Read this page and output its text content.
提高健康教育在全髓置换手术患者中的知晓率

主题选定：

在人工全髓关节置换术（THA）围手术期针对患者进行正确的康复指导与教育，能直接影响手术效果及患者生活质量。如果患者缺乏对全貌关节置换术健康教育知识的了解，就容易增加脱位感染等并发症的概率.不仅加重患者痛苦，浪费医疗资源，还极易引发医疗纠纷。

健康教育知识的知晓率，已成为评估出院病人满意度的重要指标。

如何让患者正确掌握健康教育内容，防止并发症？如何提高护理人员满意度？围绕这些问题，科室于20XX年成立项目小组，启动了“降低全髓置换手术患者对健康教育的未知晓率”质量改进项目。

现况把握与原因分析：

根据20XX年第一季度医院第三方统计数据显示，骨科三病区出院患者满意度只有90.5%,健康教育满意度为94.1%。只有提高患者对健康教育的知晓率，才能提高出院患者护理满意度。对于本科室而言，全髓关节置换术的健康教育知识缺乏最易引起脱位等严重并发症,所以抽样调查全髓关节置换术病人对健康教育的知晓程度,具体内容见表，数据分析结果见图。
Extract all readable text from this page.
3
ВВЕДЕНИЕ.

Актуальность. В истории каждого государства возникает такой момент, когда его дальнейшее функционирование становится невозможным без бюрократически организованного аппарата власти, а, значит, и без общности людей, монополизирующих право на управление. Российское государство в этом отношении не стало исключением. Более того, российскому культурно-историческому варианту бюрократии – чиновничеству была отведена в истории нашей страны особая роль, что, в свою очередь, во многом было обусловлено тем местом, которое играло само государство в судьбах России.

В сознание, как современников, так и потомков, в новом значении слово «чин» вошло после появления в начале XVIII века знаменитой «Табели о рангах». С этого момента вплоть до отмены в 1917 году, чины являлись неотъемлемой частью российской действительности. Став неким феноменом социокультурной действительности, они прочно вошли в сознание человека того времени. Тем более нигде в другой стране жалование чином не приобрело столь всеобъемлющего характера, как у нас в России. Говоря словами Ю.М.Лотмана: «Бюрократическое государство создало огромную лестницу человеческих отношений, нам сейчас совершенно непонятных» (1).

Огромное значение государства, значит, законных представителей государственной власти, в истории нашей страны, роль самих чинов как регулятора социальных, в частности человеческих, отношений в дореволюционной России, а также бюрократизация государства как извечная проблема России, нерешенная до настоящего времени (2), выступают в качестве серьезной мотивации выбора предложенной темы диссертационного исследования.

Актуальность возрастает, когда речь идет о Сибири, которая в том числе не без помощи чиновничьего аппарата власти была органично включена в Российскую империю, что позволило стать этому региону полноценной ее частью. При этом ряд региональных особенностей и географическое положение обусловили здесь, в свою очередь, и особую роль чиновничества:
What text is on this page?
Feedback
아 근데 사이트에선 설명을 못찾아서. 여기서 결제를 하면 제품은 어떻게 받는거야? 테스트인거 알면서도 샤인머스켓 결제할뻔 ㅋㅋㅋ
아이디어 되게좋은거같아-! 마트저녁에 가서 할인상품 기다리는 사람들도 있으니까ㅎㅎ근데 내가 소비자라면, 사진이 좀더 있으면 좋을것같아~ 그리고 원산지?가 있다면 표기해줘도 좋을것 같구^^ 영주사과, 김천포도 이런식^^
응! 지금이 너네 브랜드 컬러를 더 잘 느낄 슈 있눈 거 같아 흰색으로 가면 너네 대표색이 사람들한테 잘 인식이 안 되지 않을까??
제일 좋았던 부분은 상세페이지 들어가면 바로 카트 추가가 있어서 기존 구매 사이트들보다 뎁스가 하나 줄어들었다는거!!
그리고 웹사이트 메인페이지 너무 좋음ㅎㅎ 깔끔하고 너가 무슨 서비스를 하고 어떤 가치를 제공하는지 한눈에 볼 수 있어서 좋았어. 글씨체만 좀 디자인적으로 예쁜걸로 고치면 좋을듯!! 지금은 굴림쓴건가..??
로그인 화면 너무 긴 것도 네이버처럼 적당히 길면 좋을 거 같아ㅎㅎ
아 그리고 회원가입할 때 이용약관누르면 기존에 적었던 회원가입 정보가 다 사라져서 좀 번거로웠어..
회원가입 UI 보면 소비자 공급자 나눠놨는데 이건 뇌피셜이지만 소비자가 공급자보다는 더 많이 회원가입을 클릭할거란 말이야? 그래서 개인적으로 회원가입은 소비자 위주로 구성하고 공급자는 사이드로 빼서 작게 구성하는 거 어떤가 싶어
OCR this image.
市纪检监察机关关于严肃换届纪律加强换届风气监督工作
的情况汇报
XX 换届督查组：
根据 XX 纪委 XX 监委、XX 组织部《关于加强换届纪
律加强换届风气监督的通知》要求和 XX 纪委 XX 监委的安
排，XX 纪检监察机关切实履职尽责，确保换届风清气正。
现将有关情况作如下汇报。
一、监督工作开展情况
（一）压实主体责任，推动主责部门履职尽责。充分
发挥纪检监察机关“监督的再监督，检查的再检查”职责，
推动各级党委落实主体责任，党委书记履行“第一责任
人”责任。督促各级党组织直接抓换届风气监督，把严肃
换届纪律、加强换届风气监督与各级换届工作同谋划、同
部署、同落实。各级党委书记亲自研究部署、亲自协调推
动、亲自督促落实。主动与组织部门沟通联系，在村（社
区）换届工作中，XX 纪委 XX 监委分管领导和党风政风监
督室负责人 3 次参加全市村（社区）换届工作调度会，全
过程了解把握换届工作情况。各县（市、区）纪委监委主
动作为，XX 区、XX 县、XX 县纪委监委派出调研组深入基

════

### [WRITTEN INSTRUCTION]
Each record should come back exactly as written.

### [ANSWER FOR THIS EXERCISE]
Read this page and output its text content.
提高健康教育在全髓置换手术患者中的知晓率

主题选定：

在人工全髓关节置换术（THA）围手术期针对患者进行正确的康复指导与教育，能直接影响手术效果及患者生活质量。如果患者缺乏对全貌关节置换术健康教育知识的了解，就容易增加脱位感染等并发症的概率.不仅加重患者痛苦，浪费医疗资源，还极易引发医疗纠纷。

健康教育知识的知晓率，已成为评估出院病人满意度的重要指标。

如何让患者正确掌握健康教育内容，防止并发症？如何提高护理人员满意度？围绕这些问题，科室于20XX年成立项目小组，启动了“降低全髓置换手术患者对健康教育的未知晓率”质量改进项目。

现况把握与原因分析：

根据20XX年第一季度医院第三方统计数据显示，骨科三病区出院患者满意度只有90.5%,健康教育满意度为94.1%。只有提高患者对健康教育的知晓率，才能提高出院患者护理满意度。对于本科室而言，全髓关节置换术的健康教育知识缺乏最易引起脱位等严重并发症,所以抽样调查全髓关节置换术病人对健康教育的知晓程度,具体内容见表，数据分析结果见图。
Extract all readable text from this page.
3
ВВЕДЕНИЕ.

Актуальность. В истории каждого государства возникает такой момент, когда его дальнейшее функционирование становится невозможным без бюрократически организованного аппарата власти, а, значит, и без общности людей, монополизирующих право на управление. Российское государство в этом отношении не стало исключением. Более того, российскому культурно-историческому варианту бюрократии – чиновничеству была отведена в истории нашей страны особая роль, что, в свою очередь, во многом было обусловлено тем местом, которое играло само государство в судьбах России.

В сознание, как современников, так и потомков, в новом значении слово «чин» вошло после появления в начале XVIII века знаменитой «Табели о рангах». С этого момента вплоть до отмены в 1917 году, чины являлись неотъемлемой частью российской действительности. Став неким феноменом социокультурной действительности, они прочно вошли в сознание человека того времени. Тем более нигде в другой стране жалование чином не приобрело столь всеобъемлющего характера, как у нас в России. Говоря словами Ю.М.Лотмана: «Бюрократическое государство создало огромную лестницу человеческих отношений, нам сейчас совершенно непонятных» (1).

Огромное значение государства, значит, законных представителей государственной власти, в истории нашей страны, роль самих чинов как регулятора социальных, в частности человеческих, отношений в дореволюционной России, а также бюрократизация государства как извечная проблема России, нерешенная до настоящего времени (2), выступают в качестве серьезной мотивации выбора предложенной темы диссертационного исследования.

Актуальность возрастает, когда речь идет о Сибири, которая в том числе не без помощи чиновничьего аппарата власти была органично включена в Российскую империю, что позволило стать этому региону полноценной ее частью. При этом ряд региональных особенностей и географическое положение обусловили здесь, в свою очередь, и особую роль чиновничества:
What text is on this page?
Feedback
아 근데 사이트에선 설명을 못찾아서. 여기서 결제를 하면 제품은 어떻게 받는거야? 테스트인거 알면서도 샤인머스켓 결제할뻔 ㅋㅋㅋ
아이디어 되게좋은거같아-! 마트저녁에 가서 할인상품 기다리는 사람들도 있으니까ㅎㅎ근데 내가 소비자라면, 사진이 좀더 있으면 좋을것같아~ 그리고 원산지?가 있다면 표기해줘도 좋을것 같구^^ 영주사과, 김천포도 이런식^^
응! 지금이 너네 브랜드 컬러를 더 잘 느낄 슈 있눈 거 같아 흰색으로 가면 너네 대표색이 사람들한테 잘 인식이 안 되지 않을까??
제일 좋았던 부분은 상세페이지 들어가면 바로 카트 추가가 있어서 기존 구매 사이트들보다 뎁스가 하나 줄어들었다는거!!
그리고 웹사이트 메인페이지 너무 좋음ㅎㅎ 깔끔하고 너가 무슨 서비스를 하고 어떤 가치를 제공하는지 한눈에 볼 수 있어서 좋았어. 글씨체만 좀 디자인적으로 예쁜걸로 고치면 좋을듯!! 지금은 굴림쓴건가..??
로그인 화면 너무 긴 것도 네이버처럼 적당히 길면 좋을 거 같아ㅎㅎ
아 그리고 회원가입할 때 이용약관누르면 기존에 적었던 회원가입 정보가 다 사라져서 좀 번거로웠어..
회원가입 UI 보면 소비자 공급자 나눠놨는데 이건 뇌피셜이지만 소비자가 공급자보다는 더 많이 회원가입을 클릭할거란 말이야? 그래서 개인적으로 회원가입은 소비자 위주로 구성하고 공급자는 사이드로 빼서 작게 구성하는 거 어떤가 싶어
OCR this image.
市纪检监察机关关于严肃换届纪律加强换届风气监督工作
的情况汇报
XX 换届督查组：
根据 XX 纪委 XX 监委、XX 组织部《关于加强换届纪
律加强换届风气监督的通知》要求和 XX 纪委 XX 监委的安
排，XX 纪检监察机关切实履职尽责，确保换届风清气正。
现将有关情况作如下汇报。
一、监督工作开展情况
（一）压实主体责任，推动主责部门履职尽责。充分
发挥纪检监察机关“监督的再监督，检查的再检查”职责，
推动各级党委落实主体责任，党委书记履行“第一责任
人”责任。督促各级党组织直接抓换届风气监督，把严肃
换届纪律、加强换届风气监督与各级换届工作同谋划、同
部署、同落实。各级党委书记亲自研究部署、亲自协调推
动、亲自督促落实。主动与组织部门沟通联系，在村（社
区）换届工作中，XX 纪委 XX 监委分管领导和党风政风监
督室负责人 3 次参加全市村（社区）换届工作调度会，全
过程了解把握换届工作情况。各县（市、区）纪委监委主
动作为，XX 区、XX 县、XX 县纪委监委派出调研组深入基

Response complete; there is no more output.